Output all of the entries exactly as written.

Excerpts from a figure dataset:
= = = = = = =
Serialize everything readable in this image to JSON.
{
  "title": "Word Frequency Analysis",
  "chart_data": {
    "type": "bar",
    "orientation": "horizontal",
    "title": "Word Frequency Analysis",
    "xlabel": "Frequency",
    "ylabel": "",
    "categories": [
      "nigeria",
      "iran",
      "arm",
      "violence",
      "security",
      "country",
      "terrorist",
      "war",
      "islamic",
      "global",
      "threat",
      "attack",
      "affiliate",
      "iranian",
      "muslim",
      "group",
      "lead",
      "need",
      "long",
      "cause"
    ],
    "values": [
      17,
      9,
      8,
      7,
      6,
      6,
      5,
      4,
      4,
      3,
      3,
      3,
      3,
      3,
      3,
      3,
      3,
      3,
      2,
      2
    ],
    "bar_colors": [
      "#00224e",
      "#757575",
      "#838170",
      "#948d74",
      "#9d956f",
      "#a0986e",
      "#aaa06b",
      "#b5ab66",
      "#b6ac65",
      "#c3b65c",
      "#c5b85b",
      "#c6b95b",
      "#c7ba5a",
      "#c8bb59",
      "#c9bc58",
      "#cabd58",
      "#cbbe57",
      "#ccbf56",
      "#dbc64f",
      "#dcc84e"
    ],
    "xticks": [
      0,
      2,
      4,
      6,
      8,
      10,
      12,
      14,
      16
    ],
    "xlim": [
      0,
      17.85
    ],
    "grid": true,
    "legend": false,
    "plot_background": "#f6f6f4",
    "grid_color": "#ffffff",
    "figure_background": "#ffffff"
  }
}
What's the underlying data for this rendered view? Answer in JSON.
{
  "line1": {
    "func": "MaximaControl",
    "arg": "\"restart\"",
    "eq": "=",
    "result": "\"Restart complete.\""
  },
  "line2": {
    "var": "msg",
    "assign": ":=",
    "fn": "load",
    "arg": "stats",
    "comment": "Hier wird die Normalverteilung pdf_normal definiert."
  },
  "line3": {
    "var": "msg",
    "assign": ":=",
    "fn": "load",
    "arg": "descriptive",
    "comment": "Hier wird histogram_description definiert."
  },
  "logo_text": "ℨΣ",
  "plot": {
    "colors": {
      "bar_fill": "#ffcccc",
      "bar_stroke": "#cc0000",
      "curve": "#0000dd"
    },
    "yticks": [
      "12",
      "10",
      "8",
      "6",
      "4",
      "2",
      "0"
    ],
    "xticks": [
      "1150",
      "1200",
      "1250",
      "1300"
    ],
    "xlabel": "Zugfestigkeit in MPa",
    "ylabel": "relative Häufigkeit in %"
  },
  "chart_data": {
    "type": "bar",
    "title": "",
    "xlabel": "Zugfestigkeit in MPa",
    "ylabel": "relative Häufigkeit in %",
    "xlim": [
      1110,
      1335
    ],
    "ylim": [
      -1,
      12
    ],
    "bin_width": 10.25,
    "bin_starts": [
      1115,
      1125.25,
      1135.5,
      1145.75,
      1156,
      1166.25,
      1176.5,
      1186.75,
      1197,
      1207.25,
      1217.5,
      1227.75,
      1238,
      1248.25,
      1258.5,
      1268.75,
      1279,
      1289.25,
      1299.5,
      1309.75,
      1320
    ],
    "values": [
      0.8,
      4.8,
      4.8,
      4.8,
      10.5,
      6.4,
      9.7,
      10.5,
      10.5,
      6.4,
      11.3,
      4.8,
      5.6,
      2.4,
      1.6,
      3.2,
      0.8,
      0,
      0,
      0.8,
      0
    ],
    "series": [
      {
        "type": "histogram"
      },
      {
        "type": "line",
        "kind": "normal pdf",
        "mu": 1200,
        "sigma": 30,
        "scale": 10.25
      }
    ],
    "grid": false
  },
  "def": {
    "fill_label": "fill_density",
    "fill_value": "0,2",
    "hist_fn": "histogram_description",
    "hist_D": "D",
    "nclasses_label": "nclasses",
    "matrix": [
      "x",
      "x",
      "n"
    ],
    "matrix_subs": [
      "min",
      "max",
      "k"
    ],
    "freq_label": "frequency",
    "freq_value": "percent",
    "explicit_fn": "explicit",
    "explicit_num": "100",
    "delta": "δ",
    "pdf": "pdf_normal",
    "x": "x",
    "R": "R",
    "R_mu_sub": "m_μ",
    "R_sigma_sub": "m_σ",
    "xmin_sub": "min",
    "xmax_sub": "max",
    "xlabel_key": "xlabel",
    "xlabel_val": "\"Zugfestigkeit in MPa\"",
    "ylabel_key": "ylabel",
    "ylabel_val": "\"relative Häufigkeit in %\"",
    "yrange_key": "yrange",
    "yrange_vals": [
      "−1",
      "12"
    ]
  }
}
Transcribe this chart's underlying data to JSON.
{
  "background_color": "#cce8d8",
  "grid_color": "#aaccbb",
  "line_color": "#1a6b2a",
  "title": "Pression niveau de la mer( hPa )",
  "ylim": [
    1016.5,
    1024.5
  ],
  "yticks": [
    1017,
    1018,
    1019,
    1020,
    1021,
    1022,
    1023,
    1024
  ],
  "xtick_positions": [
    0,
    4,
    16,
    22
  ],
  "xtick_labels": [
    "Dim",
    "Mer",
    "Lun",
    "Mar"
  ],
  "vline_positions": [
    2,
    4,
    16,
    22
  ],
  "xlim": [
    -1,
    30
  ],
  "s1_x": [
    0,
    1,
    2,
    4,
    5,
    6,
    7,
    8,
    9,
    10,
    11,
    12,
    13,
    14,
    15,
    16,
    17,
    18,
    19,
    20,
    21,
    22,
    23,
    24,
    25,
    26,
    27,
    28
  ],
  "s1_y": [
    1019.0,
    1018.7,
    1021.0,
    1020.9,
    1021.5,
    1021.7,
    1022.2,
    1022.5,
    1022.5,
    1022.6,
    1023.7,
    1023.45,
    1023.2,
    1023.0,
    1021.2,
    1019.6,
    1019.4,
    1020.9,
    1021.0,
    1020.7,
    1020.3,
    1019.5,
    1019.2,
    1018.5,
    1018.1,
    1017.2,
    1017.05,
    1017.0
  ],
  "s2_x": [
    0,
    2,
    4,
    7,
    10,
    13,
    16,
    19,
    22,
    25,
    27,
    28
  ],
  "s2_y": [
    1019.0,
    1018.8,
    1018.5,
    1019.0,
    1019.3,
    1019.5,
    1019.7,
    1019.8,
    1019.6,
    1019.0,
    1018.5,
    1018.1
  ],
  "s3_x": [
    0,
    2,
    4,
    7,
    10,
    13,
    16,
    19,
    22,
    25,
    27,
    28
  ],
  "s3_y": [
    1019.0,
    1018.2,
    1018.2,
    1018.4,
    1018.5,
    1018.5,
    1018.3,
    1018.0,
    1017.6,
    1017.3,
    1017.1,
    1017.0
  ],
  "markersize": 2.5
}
= = = = = = =
Problem solution:
Serialize everything readable in this image to JSON.
{
  "title": "Word Frequency Analysis",
  "chart_data": {
    "type": "bar",
    "orientation": "horizontal",
    "title": "Word Frequency Analysis",
    "xlabel": "Frequency",
    "ylabel": "",
    "categories": [
      "nigeria",
      "iran",
      "arm",
      "violence",
      "security",
      "country",
      "terrorist",
      "war",
      "islamic",
      "global",
      "threat",
      "attack",
      "affiliate",
      "iranian",
      "muslim",
      "group",
      "lead",
      "need",
      "long",
      "cause"
    ],
    "values": [
      17,
      9,
      8,
      7,
      6,
      6,
      5,
      4,
      4,
      3,
      3,
      3,
      3,
      3,
      3,
      3,
      3,
      3,
      2,
      2
    ],
    "bar_colors": [
      "#00224e",
      "#757575",
      "#838170",
      "#948d74",
      "#9d956f",
      "#a0986e",
      "#aaa06b",
      "#b5ab66",
      "#b6ac65",
      "#c3b65c",
      "#c5b85b",
      "#c6b95b",
      "#c7ba5a",
      "#c8bb59",
      "#c9bc58",
      "#cabd58",
      "#cbbe57",
      "#ccbf56",
      "#dbc64f",
      "#dcc84e"
    ],
    "xticks": [
      0,
      2,
      4,
      6,
      8,
      10,
      12,
      14,
      16
    ],
    "xlim": [
      0,
      17.85
    ],
    "grid": true,
    "legend": false,
    "plot_background": "#f6f6f4",
    "grid_color": "#ffffff",
    "figure_background": "#ffffff"
  }
}
What's the underlying data for this rendered view? Answer in JSON.
{
  "line1": {
    "func": "MaximaControl",
    "arg": "\"restart\"",
    "eq": "=",
    "result": "\"Restart complete.\""
  },
  "line2": {
    "var": "msg",
    "assign": ":=",
    "fn": "load",
    "arg": "stats",
    "comment": "Hier wird die Normalverteilung pdf_normal definiert."
  },
  "line3": {
    "var": "msg",
    "assign": ":=",
    "fn": "load",
    "arg": "descriptive",
    "comment": "Hier wird histogram_description definiert."
  },
  "logo_text": "ℨΣ",
  "plot": {
    "colors": {
      "bar_fill": "#ffcccc",
      "bar_stroke": "#cc0000",
      "curve": "#0000dd"
    },
    "yticks": [
      "12",
      "10",
      "8",
      "6",
      "4",
      "2",
      "0"
    ],
    "xticks": [
      "1150",
      "1200",
      "1250",
      "1300"
    ],
    "xlabel": "Zugfestigkeit in MPa",
    "ylabel": "relative Häufigkeit in %"
  },
  "chart_data": {
    "type": "bar",
    "title": "",
    "xlabel": "Zugfestigkeit in MPa",
    "ylabel": "relative Häufigkeit in %",
    "xlim": [
      1110,
      1335
    ],
    "ylim": [
      -1,
      12
    ],
    "bin_width": 10.25,
    "bin_starts": [
      1115,
      1125.25,
      1135.5,
      1145.75,
      1156,
      1166.25,
      1176.5,
      1186.75,
      1197,
      1207.25,
      1217.5,
      1227.75,
      1238,
      1248.25,
      1258.5,
      1268.75,
      1279,
      1289.25,
      1299.5,
      1309.75,
      1320
    ],
    "values": [
      0.8,
      4.8,
      4.8,
      4.8,
      10.5,
      6.4,
      9.7,
      10.5,
      10.5,
      6.4,
      11.3,
      4.8,
      5.6,
      2.4,
      1.6,
      3.2,
      0.8,
      0,
      0,
      0.8,
      0
    ],
    "series": [
      {
        "type": "histogram"
      },
      {
        "type": "line",
        "kind": "normal pdf",
        "mu": 1200,
        "sigma": 30,
        "scale": 10.25
      }
    ],
    "grid": false
  },
  "def": {
    "fill_label": "fill_density",
    "fill_value": "0,2",
    "hist_fn": "histogram_description",
    "hist_D": "D",
    "nclasses_label": "nclasses",
    "matrix": [
      "x",
      "x",
      "n"
    ],
    "matrix_subs": [
      "min",
      "max",
      "k"
    ],
    "freq_label": "frequency",
    "freq_value": "percent",
    "explicit_fn": "explicit",
    "explicit_num": "100",
    "delta": "δ",
    "pdf": "pdf_normal",
    "x": "x",
    "R": "R",
    "R_mu_sub": "m_μ",
    "R_sigma_sub": "m_σ",
    "xmin_sub": "min",
    "xmax_sub": "max",
    "xlabel_key": "xlabel",
    "xlabel_val": "\"Zugfestigkeit in MPa\"",
    "ylabel_key": "ylabel",
    "ylabel_val": "\"relative Häufigkeit in %\"",
    "yrange_key": "yrange",
    "yrange_vals": [
      "−1",
      "12"
    ]
  }
}
Transcribe this chart's underlying data to JSON.
{
  "background_color": "#cce8d8",
  "grid_color": "#aaccbb",
  "line_color": "#1a6b2a",
  "title": "Pression niveau de la mer( hPa )",
  "ylim": [
    1016.5,
    1024.5
  ],
  "yticks": [
    1017,
    1018,
    1019,
    1020,
    1021,
    1022,
    1023,
    1024
  ],
  "xtick_positions": [
    0,
    4,
    16,
    22
  ],
  "xtick_labels": [
    "Dim",
    "Mer",
    "Lun",
    "Mar"
  ],
  "vline_positions": [
    2,
    4,
    16,
    22
  ],
  "xlim": [
    -1,
    30
  ],
  "s1_x": [
    0,
    1,
    2,
    4,
    5,
    6,
    7,
    8,
    9,
    10,
    11,
    12,
    13,
    14,
    15,
    16,
    17,
    18,
    19,
    20,
    21,
    22,
    23,
    24,
    25,
    26,
    27,
    28
  ],
  "s1_y": [
    1019.0,
    1018.7,
    1021.0,
    1020.9,
    1021.5,
    1021.7,
    1022.2,
    1022.5,
    1022.5,
    1022.6,
    1023.7,
    1023.45,
    1023.2,
    1023.0,
    1021.2,
    1019.6,
    1019.4,
    1020.9,
    1021.0,
    1020.7,
    1020.3,
    1019.5,
    1019.2,
    1018.5,
    1018.1,
    1017.2,
    1017.05,
    1017.0
  ],
  "s2_x": [
    0,
    2,
    4,
    7,
    10,
    13,
    16,
    19,
    22,
    25,
    27,
    28
  ],
  "s2_y": [
    1019.0,
    1018.8,
    1018.5,
    1019.0,
    1019.3,
    1019.5,
    1019.7,
    1019.8,
    1019.6,
    1019.0,
    1018.5,
    1018.1
  ],
  "s3_x": [
    0,
    2,
    4,
    7,
    10,
    13,
    16,
    19,
    22,
    25,
    27,
    28
  ],
  "s3_y": [
    1019.0,
    1018.2,
    1018.2,
    1018.4,
    1018.5,
    1018.5,
    1018.3,
    1018.0,
    1017.6,
    1017.3,
    1017.1,
    1017.0
  ],
  "markersize": 2.5
}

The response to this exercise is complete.